(Stored data)
** Begin **

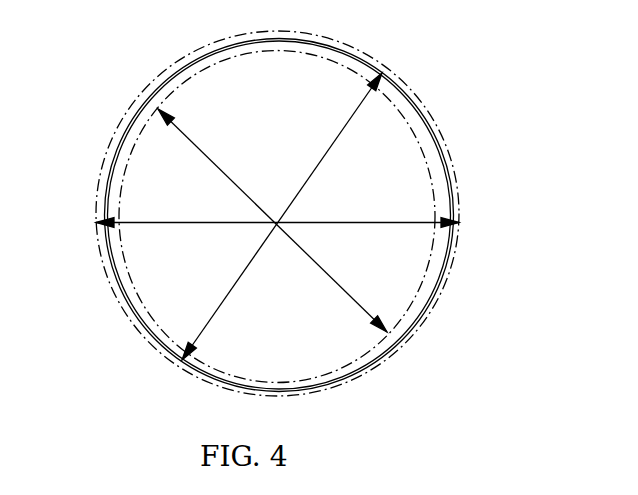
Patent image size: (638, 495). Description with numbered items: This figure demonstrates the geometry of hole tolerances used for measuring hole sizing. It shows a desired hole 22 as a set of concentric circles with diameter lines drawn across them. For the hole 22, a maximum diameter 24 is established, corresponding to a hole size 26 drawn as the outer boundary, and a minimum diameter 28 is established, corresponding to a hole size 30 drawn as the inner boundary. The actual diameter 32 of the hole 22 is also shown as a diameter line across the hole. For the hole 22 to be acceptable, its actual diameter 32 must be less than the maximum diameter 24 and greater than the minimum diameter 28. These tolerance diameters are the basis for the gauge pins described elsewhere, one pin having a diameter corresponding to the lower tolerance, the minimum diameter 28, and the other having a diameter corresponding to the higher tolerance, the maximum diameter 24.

The hole 22 is at (408, 102).
The maximum diameter 24 is at (338, 222).
The hole size 26 is at (452, 162).
The minimum diameter 28 is at (218, 167).
The hole size 30 is at (182, 83).
The actual diameter 32 is at (243, 273).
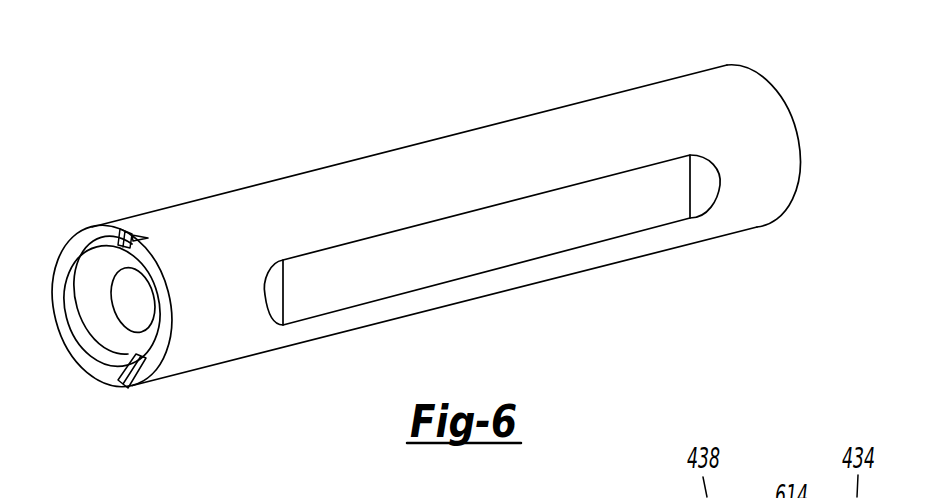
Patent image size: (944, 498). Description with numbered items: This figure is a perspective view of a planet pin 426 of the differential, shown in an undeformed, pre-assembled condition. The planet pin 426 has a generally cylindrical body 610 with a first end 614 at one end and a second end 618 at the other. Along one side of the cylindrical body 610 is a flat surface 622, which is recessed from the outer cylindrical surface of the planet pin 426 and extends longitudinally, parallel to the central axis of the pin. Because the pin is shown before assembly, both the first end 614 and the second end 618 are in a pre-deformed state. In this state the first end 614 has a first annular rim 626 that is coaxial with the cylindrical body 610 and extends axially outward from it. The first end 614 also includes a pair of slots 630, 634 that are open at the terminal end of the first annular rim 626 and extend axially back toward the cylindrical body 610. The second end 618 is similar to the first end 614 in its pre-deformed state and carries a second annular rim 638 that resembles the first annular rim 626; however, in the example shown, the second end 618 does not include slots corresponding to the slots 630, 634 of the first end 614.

The planet pin 426 is at (562, 298).
The cylindrical body 610 is at (413, 173).
The first end 614 is at (62, 251).
The second end 618 is at (759, 72).
The flat surface 622 is at (393, 265).
The first annular rim 626 is at (93, 368).
The slot 630 is at (138, 233).
The slot 634 is at (120, 386).
The second annular rim 638 is at (799, 135).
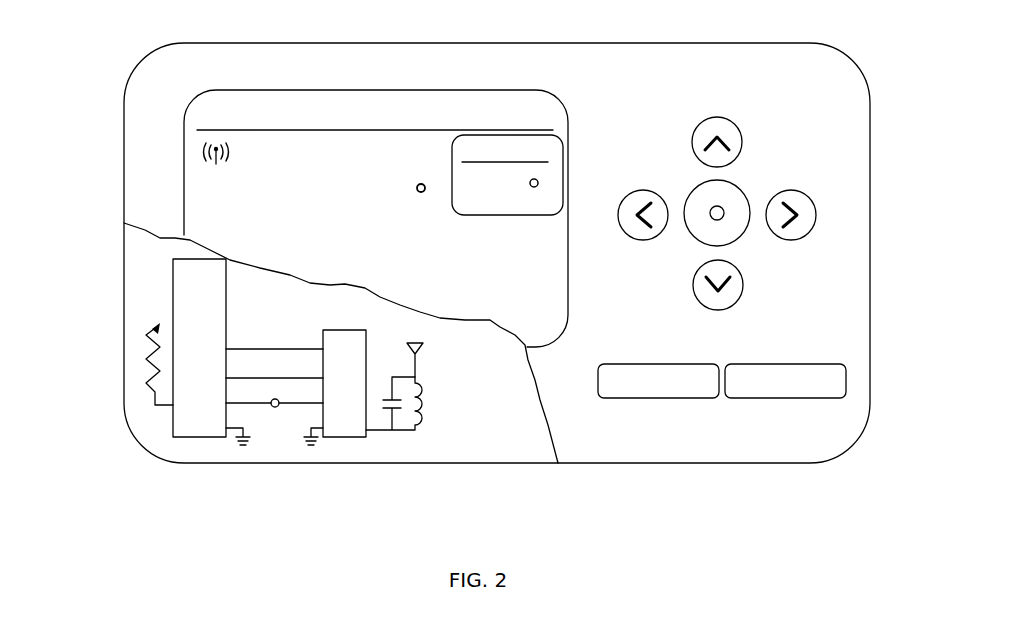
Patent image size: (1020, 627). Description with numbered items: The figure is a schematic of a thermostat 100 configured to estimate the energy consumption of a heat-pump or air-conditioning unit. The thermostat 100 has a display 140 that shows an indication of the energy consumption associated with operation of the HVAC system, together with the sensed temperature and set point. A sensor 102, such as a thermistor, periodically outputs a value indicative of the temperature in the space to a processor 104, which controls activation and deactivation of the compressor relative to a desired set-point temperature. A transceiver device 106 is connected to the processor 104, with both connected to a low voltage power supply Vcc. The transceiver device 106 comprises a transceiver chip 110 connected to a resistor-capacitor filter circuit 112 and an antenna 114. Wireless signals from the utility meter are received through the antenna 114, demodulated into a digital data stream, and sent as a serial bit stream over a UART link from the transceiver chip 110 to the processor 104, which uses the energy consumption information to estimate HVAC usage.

The thermostat 100 is at (622, 463).
The display 140 is at (185, 170).
The sensor 102 is at (147, 413).
The processor 104 is at (203, 437).
The transceiver device 106 is at (387, 452).
The transceiver chip 110 is at (343, 437).
The resistor-capacitor filter circuit 112 is at (411, 430).
The antenna 114 is at (418, 356).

** End **

[Your instructions] Give the entries above as a two-column CSV with the headers "text" and "answer", one row per entry. Put each value in a single quoted field with line breaks turned into spaces, and leave the pictures out.

[Result of this exercise]
text,answer
"Patent image size: (638, 495). Description with numbered items: This figure demonstrates the geometry of hole tolerances used for measuring hole sizing. It shows a desired hole 22 as a set of concentric circles with diameter lines drawn across them. For the hole 22, a maximum diameter 24 is established, corresponding to a hole size 26 drawn as the outer boundary, and a minimum diameter 28 is established, corresponding to a hole size 30 drawn as the inner boundary. The actual diameter 32 of the hole 22 is also shown as a diameter line across the hole. For the hole 22 to be acceptable, its actual diameter 32 must be less than the maximum diameter 24 and greater than the minimum diameter 28. These tolerance diameters are the basis for the gauge pins described elsewhere, one pin having a diameter corresponding to the lower tolerance, the minimum diameter 28, and the other having a diameter corresponding to the higher tolerance, the maximum diameter 24.","The hole 22 is at (408, 102). The maximum diameter 24 is at (338, 222). The hole size 26 is at (452, 162). The minimum diameter 28 is at (218, 167). The hole size 30 is at (182, 83). The actual diameter 32 is at (243, 273)."
"Patent image size: (944, 498). Description with numbered items: This figure is a perspective view of a planet pin 426 of the differential, shown in an undeformed, pre-assembled condition. The planet pin 426 has a generally cylindrical body 610 with a first end 614 at one end and a second end 618 at the other. Along one side of the cylindrical body 610 is a flat surface 622, which is recessed from the outer cylindrical surface of the planet pin 426 and extends longitudinally, parallel to the central axis of the pin. Because the pin is shown before assembly, both the first end 614 and the second end 618 are in a pre-deformed state. In this state the first end 614 has a first annular rim 626 that is coaxial with the cylindrical body 610 and extends axially outward from it. The first end 614 also includes a pair of slots 630, 634 that are open at the terminal end of the first annular rim 626 and extend axially back toward the cylindrical body 610. The second end 618 is similar to the first end 614 in its pre-deformed state and carries a second annular rim 638 that resembles the first annular rim 626; however, in the example shown, the second end 618 does not include slots corresponding to the slots 630, 634 of the first end 614.","The planet pin 426 is at (562, 298). The cylindrical body 610 is at (413, 173). The first end 614 is at (62, 251). The second end 618 is at (759, 72). The flat surface 622 is at (393, 265). The first annular rim 626 is at (93, 368). The slot 630 is at (138, 233). The slot 634 is at (120, 386). The second annular rim 638 is at (799, 135)."
"Patent image size: (1020, 627). Description with numbered items: The figure is a schematic of a thermostat 100 configured to estimate the energy consumption of a heat-pump or air-conditioning unit. The thermostat 100 has a display 140 that shows an indication of the energy consumption associated with operation of the HVAC system, together with the sensed temperature and set point. A sensor 102, such as a thermistor, periodically outputs a value indicative of the temperature in the space to a processor 104, which controls activation and deactivation of the compressor relative to a desired set-point temperature. A transceiver device 106 is connected to the processor 104, with both connected to a low voltage power supply Vcc. The transceiver device 106 comprises a transceiver chip 110 connected to a resistor-capacitor filter circuit 112 and an antenna 114. Wireless signals from the utility meter are received through the antenna 114, demodulated into a digital data stream, and sent as a serial bit stream over a UART link from the transceiver chip 110 to the processor 104, which uses the energy consumption information to estimate HVAC usage.","The thermostat 100 is at (622, 463). The display 140 is at (185, 170). The sensor 102 is at (147, 413). The processor 104 is at (203, 437). The transceiver device 106 is at (387, 452). The transceiver chip 110 is at (343, 437). The resistor-capacitor filter circuit 112 is at (411, 430). The antenna 114 is at (418, 356)."